═════ Stored rows

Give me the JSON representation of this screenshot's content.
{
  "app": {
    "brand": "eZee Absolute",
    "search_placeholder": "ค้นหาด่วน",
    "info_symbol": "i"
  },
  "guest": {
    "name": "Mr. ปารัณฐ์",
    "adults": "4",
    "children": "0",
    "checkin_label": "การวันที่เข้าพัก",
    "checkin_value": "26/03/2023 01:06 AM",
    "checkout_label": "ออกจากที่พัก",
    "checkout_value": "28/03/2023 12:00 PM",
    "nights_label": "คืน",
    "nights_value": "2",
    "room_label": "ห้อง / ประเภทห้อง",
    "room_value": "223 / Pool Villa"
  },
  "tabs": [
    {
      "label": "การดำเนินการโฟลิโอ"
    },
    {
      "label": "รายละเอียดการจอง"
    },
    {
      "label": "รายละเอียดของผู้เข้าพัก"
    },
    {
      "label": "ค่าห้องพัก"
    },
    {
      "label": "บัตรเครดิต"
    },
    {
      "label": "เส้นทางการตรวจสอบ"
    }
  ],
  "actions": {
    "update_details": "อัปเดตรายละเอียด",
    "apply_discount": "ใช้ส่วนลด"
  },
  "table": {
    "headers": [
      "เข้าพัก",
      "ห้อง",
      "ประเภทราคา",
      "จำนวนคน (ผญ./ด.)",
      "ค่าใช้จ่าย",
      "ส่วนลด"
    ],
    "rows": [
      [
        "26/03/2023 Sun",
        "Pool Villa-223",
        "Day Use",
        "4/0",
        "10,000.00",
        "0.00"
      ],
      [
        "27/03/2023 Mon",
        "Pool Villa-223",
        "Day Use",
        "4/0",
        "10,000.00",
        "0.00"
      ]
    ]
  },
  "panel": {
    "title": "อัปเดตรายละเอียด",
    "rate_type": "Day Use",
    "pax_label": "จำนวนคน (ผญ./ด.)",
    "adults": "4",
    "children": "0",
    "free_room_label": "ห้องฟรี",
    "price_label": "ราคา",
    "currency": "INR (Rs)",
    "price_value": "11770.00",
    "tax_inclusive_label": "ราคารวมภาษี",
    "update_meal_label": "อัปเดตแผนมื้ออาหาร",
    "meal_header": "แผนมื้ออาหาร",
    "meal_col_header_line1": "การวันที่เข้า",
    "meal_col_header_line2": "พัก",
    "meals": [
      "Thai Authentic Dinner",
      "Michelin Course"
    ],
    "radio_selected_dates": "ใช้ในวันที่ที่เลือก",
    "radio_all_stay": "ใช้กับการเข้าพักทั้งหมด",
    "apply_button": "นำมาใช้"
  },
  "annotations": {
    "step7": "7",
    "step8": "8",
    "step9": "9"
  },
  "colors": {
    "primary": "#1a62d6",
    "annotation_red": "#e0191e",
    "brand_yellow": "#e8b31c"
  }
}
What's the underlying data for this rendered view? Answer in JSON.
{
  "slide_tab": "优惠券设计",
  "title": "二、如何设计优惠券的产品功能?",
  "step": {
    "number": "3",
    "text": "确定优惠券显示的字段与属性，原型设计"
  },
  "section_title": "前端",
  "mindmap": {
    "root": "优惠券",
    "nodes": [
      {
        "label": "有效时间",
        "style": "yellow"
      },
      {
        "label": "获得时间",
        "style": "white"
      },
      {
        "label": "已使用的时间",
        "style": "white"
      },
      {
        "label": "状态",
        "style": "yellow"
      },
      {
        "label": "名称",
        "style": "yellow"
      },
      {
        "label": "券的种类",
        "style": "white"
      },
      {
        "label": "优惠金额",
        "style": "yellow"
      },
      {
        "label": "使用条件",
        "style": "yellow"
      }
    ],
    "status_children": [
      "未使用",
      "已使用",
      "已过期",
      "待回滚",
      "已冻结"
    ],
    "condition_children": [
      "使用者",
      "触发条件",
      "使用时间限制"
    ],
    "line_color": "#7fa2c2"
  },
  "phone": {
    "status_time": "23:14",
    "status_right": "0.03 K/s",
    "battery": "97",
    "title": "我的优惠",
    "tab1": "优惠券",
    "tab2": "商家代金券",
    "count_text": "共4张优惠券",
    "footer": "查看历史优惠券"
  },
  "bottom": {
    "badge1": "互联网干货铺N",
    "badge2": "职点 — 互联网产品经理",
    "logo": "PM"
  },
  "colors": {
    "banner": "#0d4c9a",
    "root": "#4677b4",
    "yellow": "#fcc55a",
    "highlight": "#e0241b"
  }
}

══════════

[Request]
Using the material above, print every entry exactly as written.

[Solution for this exercise]
Give me the JSON representation of this screenshot's content.
{
  "app": {
    "brand": "eZee Absolute",
    "search_placeholder": "ค้นหาด่วน",
    "info_symbol": "i"
  },
  "guest": {
    "name": "Mr. ปารัณฐ์",
    "adults": "4",
    "children": "0",
    "checkin_label": "การวันที่เข้าพัก",
    "checkin_value": "26/03/2023 01:06 AM",
    "checkout_label": "ออกจากที่พัก",
    "checkout_value": "28/03/2023 12:00 PM",
    "nights_label": "คืน",
    "nights_value": "2",
    "room_label": "ห้อง / ประเภทห้อง",
    "room_value": "223 / Pool Villa"
  },
  "tabs": [
    {
      "label": "การดำเนินการโฟลิโอ"
    },
    {
      "label": "รายละเอียดการจอง"
    },
    {
      "label": "รายละเอียดของผู้เข้าพัก"
    },
    {
      "label": "ค่าห้องพัก"
    },
    {
      "label": "บัตรเครดิต"
    },
    {
      "label": "เส้นทางการตรวจสอบ"
    }
  ],
  "actions": {
    "update_details": "อัปเดตรายละเอียด",
    "apply_discount": "ใช้ส่วนลด"
  },
  "table": {
    "headers": [
      "เข้าพัก",
      "ห้อง",
      "ประเภทราคา",
      "จำนวนคน (ผญ./ด.)",
      "ค่าใช้จ่าย",
      "ส่วนลด"
    ],
    "rows": [
      [
        "26/03/2023 Sun",
        "Pool Villa-223",
        "Day Use",
        "4/0",
        "10,000.00",
        "0.00"
      ],
      [
        "27/03/2023 Mon",
        "Pool Villa-223",
        "Day Use",
        "4/0",
        "10,000.00",
        "0.00"
      ]
    ]
  },
  "panel": {
    "title": "อัปเดตรายละเอียด",
    "rate_type": "Day Use",
    "pax_label": "จำนวนคน (ผญ./ด.)",
    "adults": "4",
    "children": "0",
    "free_room_label": "ห้องฟรี",
    "price_label": "ราคา",
    "currency": "INR (Rs)",
    "price_value": "11770.00",
    "tax_inclusive_label": "ราคารวมภาษี",
    "update_meal_label": "อัปเดตแผนมื้ออาหาร",
    "meal_header": "แผนมื้ออาหาร",
    "meal_col_header_line1": "การวันที่เข้า",
    "meal_col_header_line2": "พัก",
    "meals": [
      "Thai Authentic Dinner",
      "Michelin Course"
    ],
    "radio_selected_dates": "ใช้ในวันที่ที่เลือก",
    "radio_all_stay": "ใช้กับการเข้าพักทั้งหมด",
    "apply_button": "นำมาใช้"
  },
  "annotations": {
    "step7": "7",
    "step8": "8",
    "step9": "9"
  },
  "colors": {
    "primary": "#1a62d6",
    "annotation_red": "#e0191e",
    "brand_yellow": "#e8b31c"
  }
}
What's the underlying data for this rendered view? Answer in JSON.
{
  "slide_tab": "优惠券设计",
  "title": "二、如何设计优惠券的产品功能?",
  "step": {
    "number": "3",
    "text": "确定优惠券显示的字段与属性，原型设计"
  },
  "section_title": "前端",
  "mindmap": {
    "root": "优惠券",
    "nodes": [
      {
        "label": "有效时间",
        "style": "yellow"
      },
      {
        "label": "获得时间",
        "style": "white"
      },
      {
        "label": "已使用的时间",
        "style": "white"
      },
      {
        "label": "状态",
        "style": "yellow"
      },
      {
        "label": "名称",
        "style": "yellow"
      },
      {
        "label": "券的种类",
        "style": "white"
      },
      {
        "label": "优惠金额",
        "style": "yellow"
      },
      {
        "label": "使用条件",
        "style": "yellow"
      }
    ],
    "status_children": [
      "未使用",
      "已使用",
      "已过期",
      "待回滚",
      "已冻结"
    ],
    "condition_children": [
      "使用者",
      "触发条件",
      "使用时间限制"
    ],
    "line_color": "#7fa2c2"
  },
  "phone": {
    "status_time": "23:14",
    "status_right": "0.03 K/s",
    "battery": "97",
    "title": "我的优惠",
    "tab1": "优惠券",
    "tab2": "商家代金券",
    "count_text": "共4张优惠券",
    "footer": "查看历史优惠券"
  },
  "bottom": {
    "badge1": "互联网干货铺N",
    "badge2": "职点 — 互联网产品经理",
    "logo": "PM"
  },
  "colors": {
    "banner": "#0d4c9a",
    "root": "#4677b4",
    "yellow": "#fcc55a",
    "highlight": "#e0241b"
  }
}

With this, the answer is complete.